PROBLEM TO WORK ON:
From the material below, list every line containing "Precipitation".

== SOURCE MATERIAL

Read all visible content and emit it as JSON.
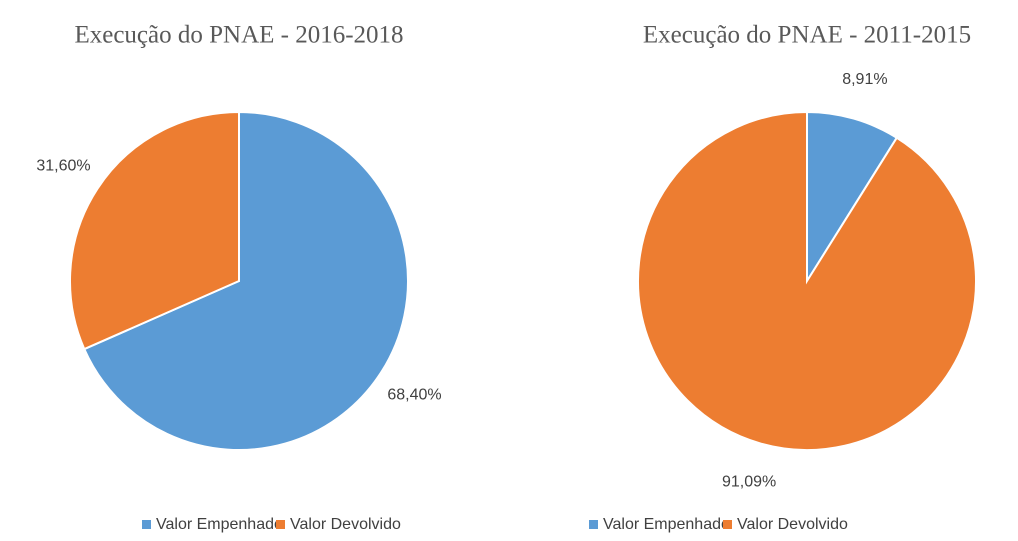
{
  "chart_data": [
    {
      "type": "pie",
      "title": "Execução do PNAE - 2016-2018",
      "categories": [
        "Valor Empenhado",
        "Valor Devolvido"
      ],
      "values": [
        68.4,
        31.6
      ],
      "value_labels": [
        "68,40%",
        "31,60%"
      ],
      "colors": [
        "#5b9bd5",
        "#ed7d31"
      ]
    },
    {
      "type": "pie",
      "title": "Execução do PNAE - 2011-2015",
      "categories": [
        "Valor Empenhado",
        "Valor Devolvido"
      ],
      "values": [
        8.91,
        91.09
      ],
      "value_labels": [
        "8,91%",
        "91,09%"
      ],
      "colors": [
        "#5b9bd5",
        "#ed7d31"
      ]
    }
  ]
}
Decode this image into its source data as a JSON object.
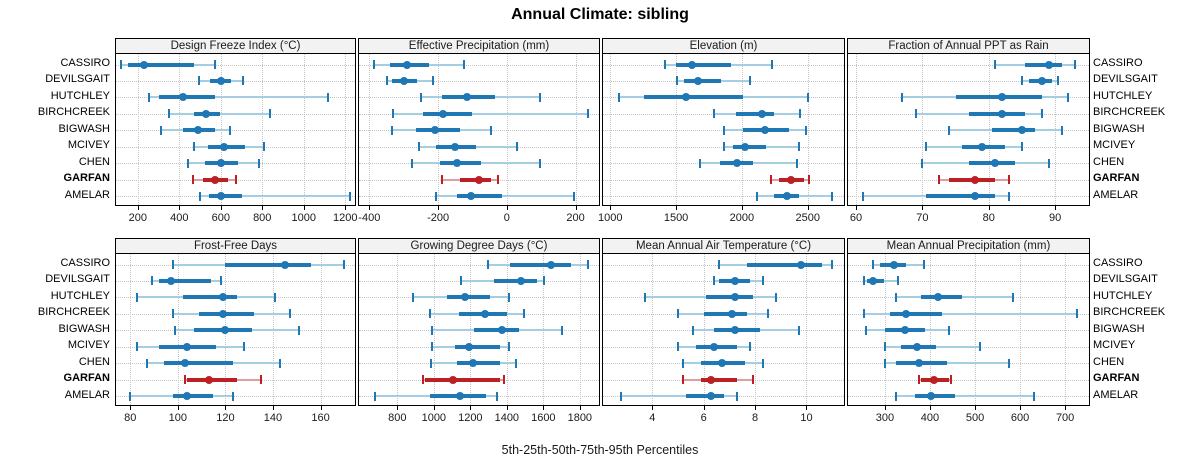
{
  "title": "Annual Climate: sibling",
  "caption": "5th-25th-50th-75th-95th Percentiles",
  "sites": [
    "CASSIRO",
    "DEVILSGAIT",
    "HUTCHLEY",
    "BIRCHCREEK",
    "BIGWASH",
    "MCIVEY",
    "CHEN",
    "GARFAN",
    "AMELAR"
  ],
  "highlight_site": "GARFAN",
  "colors": {
    "blue": "#1f77b4",
    "blue_light": "#a6cee3",
    "red": "#bc2025",
    "red_light": "#dca0a0",
    "grid": "#c4c4c4",
    "strip_bg": "#f2f2f2",
    "border": "#000000"
  },
  "chart_data": [
    {
      "type": "dotplot",
      "title": "Design Freeze Index (°C)",
      "panel_row": "top",
      "percentiles": [
        "5th",
        "25th",
        "50th",
        "75th",
        "95th"
      ],
      "xlim": [
        95,
        1247
      ],
      "xticks": [
        200,
        400,
        600,
        800,
        1000,
        1200
      ],
      "grid": true,
      "series": [
        {
          "name": "CASSIRO",
          "values": [
            120,
            155,
            230,
            470,
            570
          ]
        },
        {
          "name": "DEVILSGAIT",
          "values": [
            495,
            550,
            600,
            650,
            705
          ]
        },
        {
          "name": "HUTCHLEY",
          "values": [
            255,
            300,
            420,
            570,
            1115
          ]
        },
        {
          "name": "BIRCHCREEK",
          "values": [
            350,
            470,
            530,
            595,
            835
          ]
        },
        {
          "name": "BIGWASH",
          "values": [
            310,
            420,
            490,
            570,
            645
          ]
        },
        {
          "name": "MCIVEY",
          "values": [
            470,
            540,
            615,
            715,
            810
          ]
        },
        {
          "name": "CHEN",
          "values": [
            440,
            525,
            600,
            685,
            785
          ]
        },
        {
          "name": "GARFAN",
          "values": [
            465,
            515,
            570,
            635,
            675
          ]
        },
        {
          "name": "AMELAR",
          "values": [
            500,
            545,
            600,
            700,
            1225
          ]
        }
      ]
    },
    {
      "type": "dotplot",
      "title": "Effective Precipitation (mm)",
      "panel_row": "top",
      "percentiles": [
        "5th",
        "25th",
        "50th",
        "75th",
        "95th"
      ],
      "xlim": [
        -430,
        268
      ],
      "xticks": [
        -400,
        -200,
        0,
        200
      ],
      "grid": true,
      "series": [
        {
          "name": "CASSIRO",
          "values": [
            -385,
            -340,
            -290,
            -225,
            -125
          ]
        },
        {
          "name": "DEVILSGAIT",
          "values": [
            -350,
            -335,
            -300,
            -260,
            -215
          ]
        },
        {
          "name": "HUTCHLEY",
          "values": [
            -250,
            -190,
            -115,
            -35,
            95
          ]
        },
        {
          "name": "BIRCHCREEK",
          "values": [
            -330,
            -245,
            -185,
            -100,
            235
          ]
        },
        {
          "name": "BIGWASH",
          "values": [
            -335,
            -265,
            -210,
            -135,
            -45
          ]
        },
        {
          "name": "MCIVEY",
          "values": [
            -255,
            -205,
            -150,
            -90,
            30
          ]
        },
        {
          "name": "CHEN",
          "values": [
            -275,
            -195,
            -145,
            -75,
            95
          ]
        },
        {
          "name": "GARFAN",
          "values": [
            -190,
            -135,
            -80,
            -45,
            -25
          ]
        },
        {
          "name": "AMELAR",
          "values": [
            -205,
            -145,
            -105,
            -15,
            195
          ]
        }
      ]
    },
    {
      "type": "dotplot",
      "title": "Elevation (m)",
      "panel_row": "top",
      "percentiles": [
        "5th",
        "25th",
        "50th",
        "75th",
        "95th"
      ],
      "xlim": [
        945,
        2775
      ],
      "xticks": [
        1000,
        1500,
        2000,
        2500
      ],
      "grid": true,
      "series": [
        {
          "name": "CASSIRO",
          "values": [
            1415,
            1500,
            1620,
            1920,
            2225
          ]
        },
        {
          "name": "DEVILSGAIT",
          "values": [
            1510,
            1560,
            1670,
            1840,
            2065
          ]
        },
        {
          "name": "HUTCHLEY",
          "values": [
            1070,
            1255,
            1575,
            2010,
            2500
          ]
        },
        {
          "name": "BIRCHCREEK",
          "values": [
            1785,
            1955,
            2155,
            2245,
            2440
          ]
        },
        {
          "name": "BIGWASH",
          "values": [
            1865,
            2005,
            2175,
            2360,
            2485
          ]
        },
        {
          "name": "MCIVEY",
          "values": [
            1865,
            1935,
            2025,
            2185,
            2435
          ]
        },
        {
          "name": "CHEN",
          "values": [
            1680,
            1835,
            1960,
            2085,
            2420
          ]
        },
        {
          "name": "GARFAN",
          "values": [
            2220,
            2285,
            2375,
            2475,
            2510
          ]
        },
        {
          "name": "AMELAR",
          "values": [
            2115,
            2245,
            2345,
            2435,
            2685
          ]
        }
      ]
    },
    {
      "type": "dotplot",
      "title": "Fraction of Annual PPT as Rain",
      "panel_row": "top",
      "percentiles": [
        "5th",
        "25th",
        "50th",
        "75th",
        "95th"
      ],
      "xlim": [
        58.8,
        95.1
      ],
      "xticks": [
        60,
        70,
        80,
        90
      ],
      "grid": true,
      "series": [
        {
          "name": "CASSIRO",
          "values": [
            81,
            85.5,
            89,
            91,
            93
          ]
        },
        {
          "name": "DEVILSGAIT",
          "values": [
            85,
            86,
            88,
            89.5,
            90.5
          ]
        },
        {
          "name": "HUTCHLEY",
          "values": [
            67,
            75,
            82,
            88,
            92
          ]
        },
        {
          "name": "BIRCHCREEK",
          "values": [
            69,
            77,
            82,
            85.5,
            88
          ]
        },
        {
          "name": "BIGWASH",
          "values": [
            74,
            80.5,
            85,
            87,
            91
          ]
        },
        {
          "name": "MCIVEY",
          "values": [
            70.5,
            76,
            79,
            82.5,
            85
          ]
        },
        {
          "name": "CHEN",
          "values": [
            70,
            77,
            81,
            84,
            89
          ]
        },
        {
          "name": "GARFAN",
          "values": [
            72.5,
            74,
            78,
            81,
            83
          ]
        },
        {
          "name": "AMELAR",
          "values": [
            61,
            70.5,
            78,
            81,
            83
          ]
        }
      ]
    },
    {
      "type": "dotplot",
      "title": "Frost-Free Days",
      "panel_row": "bottom",
      "percentiles": [
        "5th",
        "25th",
        "50th",
        "75th",
        "95th"
      ],
      "xlim": [
        74,
        174.5
      ],
      "xticks": [
        80,
        100,
        120,
        140,
        160
      ],
      "grid": true,
      "series": [
        {
          "name": "CASSIRO",
          "values": [
            98,
            120,
            145,
            156,
            170
          ]
        },
        {
          "name": "DEVILSGAIT",
          "values": [
            89,
            92,
            97,
            114,
            118
          ]
        },
        {
          "name": "HUTCHLEY",
          "values": [
            83,
            102,
            119,
            125,
            141
          ]
        },
        {
          "name": "BIRCHCREEK",
          "values": [
            98,
            109,
            119,
            132,
            147
          ]
        },
        {
          "name": "BIGWASH",
          "values": [
            99,
            107,
            120,
            131,
            151
          ]
        },
        {
          "name": "MCIVEY",
          "values": [
            83,
            92,
            104,
            116,
            128
          ]
        },
        {
          "name": "CHEN",
          "values": [
            87,
            94,
            103,
            123,
            143
          ]
        },
        {
          "name": "GARFAN",
          "values": [
            103,
            104,
            113,
            125,
            135
          ]
        },
        {
          "name": "AMELAR",
          "values": [
            80,
            98,
            104,
            115,
            123
          ]
        }
      ]
    },
    {
      "type": "dotplot",
      "title": "Growing Degree Days (°C)",
      "panel_row": "bottom",
      "percentiles": [
        "5th",
        "25th",
        "50th",
        "75th",
        "95th"
      ],
      "xlim": [
        590,
        1905
      ],
      "xticks": [
        800,
        1000,
        1200,
        1400,
        1600,
        1800
      ],
      "grid": true,
      "series": [
        {
          "name": "CASSIRO",
          "values": [
            1295,
            1420,
            1640,
            1750,
            1845
          ]
        },
        {
          "name": "DEVILSGAIT",
          "values": [
            1150,
            1330,
            1475,
            1565,
            1605
          ]
        },
        {
          "name": "HUTCHLEY",
          "values": [
            885,
            1070,
            1170,
            1310,
            1410
          ]
        },
        {
          "name": "BIRCHCREEK",
          "values": [
            980,
            1140,
            1280,
            1400,
            1495
          ]
        },
        {
          "name": "BIGWASH",
          "values": [
            990,
            1220,
            1375,
            1465,
            1700
          ]
        },
        {
          "name": "MCIVEY",
          "values": [
            990,
            1115,
            1195,
            1360,
            1410
          ]
        },
        {
          "name": "CHEN",
          "values": [
            985,
            1125,
            1215,
            1365,
            1450
          ]
        },
        {
          "name": "GARFAN",
          "values": [
            940,
            950,
            1105,
            1360,
            1385
          ]
        },
        {
          "name": "AMELAR",
          "values": [
            680,
            980,
            1145,
            1285,
            1345
          ]
        }
      ]
    },
    {
      "type": "dotplot",
      "title": "Mean Annual Air Temperature (°C)",
      "panel_row": "bottom",
      "percentiles": [
        "5th",
        "25th",
        "50th",
        "75th",
        "95th"
      ],
      "xlim": [
        2.08,
        11.46
      ],
      "xticks": [
        4,
        6,
        8,
        10
      ],
      "grid": true,
      "series": [
        {
          "name": "CASSIRO",
          "values": [
            6.6,
            7.7,
            9.8,
            10.6,
            11.0
          ]
        },
        {
          "name": "DEVILSGAIT",
          "values": [
            6.4,
            6.6,
            7.2,
            7.8,
            8.3
          ]
        },
        {
          "name": "HUTCHLEY",
          "values": [
            3.7,
            6.1,
            7.2,
            7.9,
            8.8
          ]
        },
        {
          "name": "BIRCHCREEK",
          "values": [
            5.0,
            6.0,
            7.1,
            7.7,
            8.5
          ]
        },
        {
          "name": "BIGWASH",
          "values": [
            5.6,
            6.4,
            7.2,
            8.2,
            9.7
          ]
        },
        {
          "name": "MCIVEY",
          "values": [
            5.0,
            5.7,
            6.4,
            7.3,
            7.8
          ]
        },
        {
          "name": "CHEN",
          "values": [
            5.2,
            5.9,
            6.7,
            7.6,
            8.3
          ]
        },
        {
          "name": "GARFAN",
          "values": [
            5.2,
            5.9,
            6.3,
            7.3,
            7.9
          ]
        },
        {
          "name": "AMELAR",
          "values": [
            2.8,
            5.3,
            6.3,
            6.8,
            7.3
          ]
        }
      ]
    },
    {
      "type": "dotplot",
      "title": "Mean Annual Precipitation (mm)",
      "panel_row": "bottom",
      "percentiles": [
        "5th",
        "25th",
        "50th",
        "75th",
        "95th"
      ],
      "xlim": [
        218,
        753
      ],
      "xticks": [
        300,
        400,
        500,
        600,
        700
      ],
      "grid": true,
      "series": [
        {
          "name": "CASSIRO",
          "values": [
            274,
            290,
            321,
            346,
            386
          ]
        },
        {
          "name": "DEVILSGAIT",
          "values": [
            254,
            261,
            274,
            299,
            329
          ]
        },
        {
          "name": "HUTCHLEY",
          "values": [
            324,
            381,
            417,
            470,
            585
          ]
        },
        {
          "name": "BIRCHCREEK",
          "values": [
            254,
            312,
            347,
            426,
            727
          ]
        },
        {
          "name": "BIGWASH",
          "values": [
            259,
            301,
            344,
            390,
            443
          ]
        },
        {
          "name": "MCIVEY",
          "values": [
            300,
            335,
            371,
            413,
            511
          ]
        },
        {
          "name": "CHEN",
          "values": [
            300,
            325,
            375,
            437,
            575
          ]
        },
        {
          "name": "GARFAN",
          "values": [
            376,
            381,
            410,
            443,
            447
          ]
        },
        {
          "name": "AMELAR",
          "values": [
            325,
            366,
            403,
            456,
            632
          ]
        }
      ]
    }
  ]
}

====

RESULT FOR THIS TASK:
      "title": "Effective Precipitation (mm)",
      "title": "Mean Annual Precipitation (mm)",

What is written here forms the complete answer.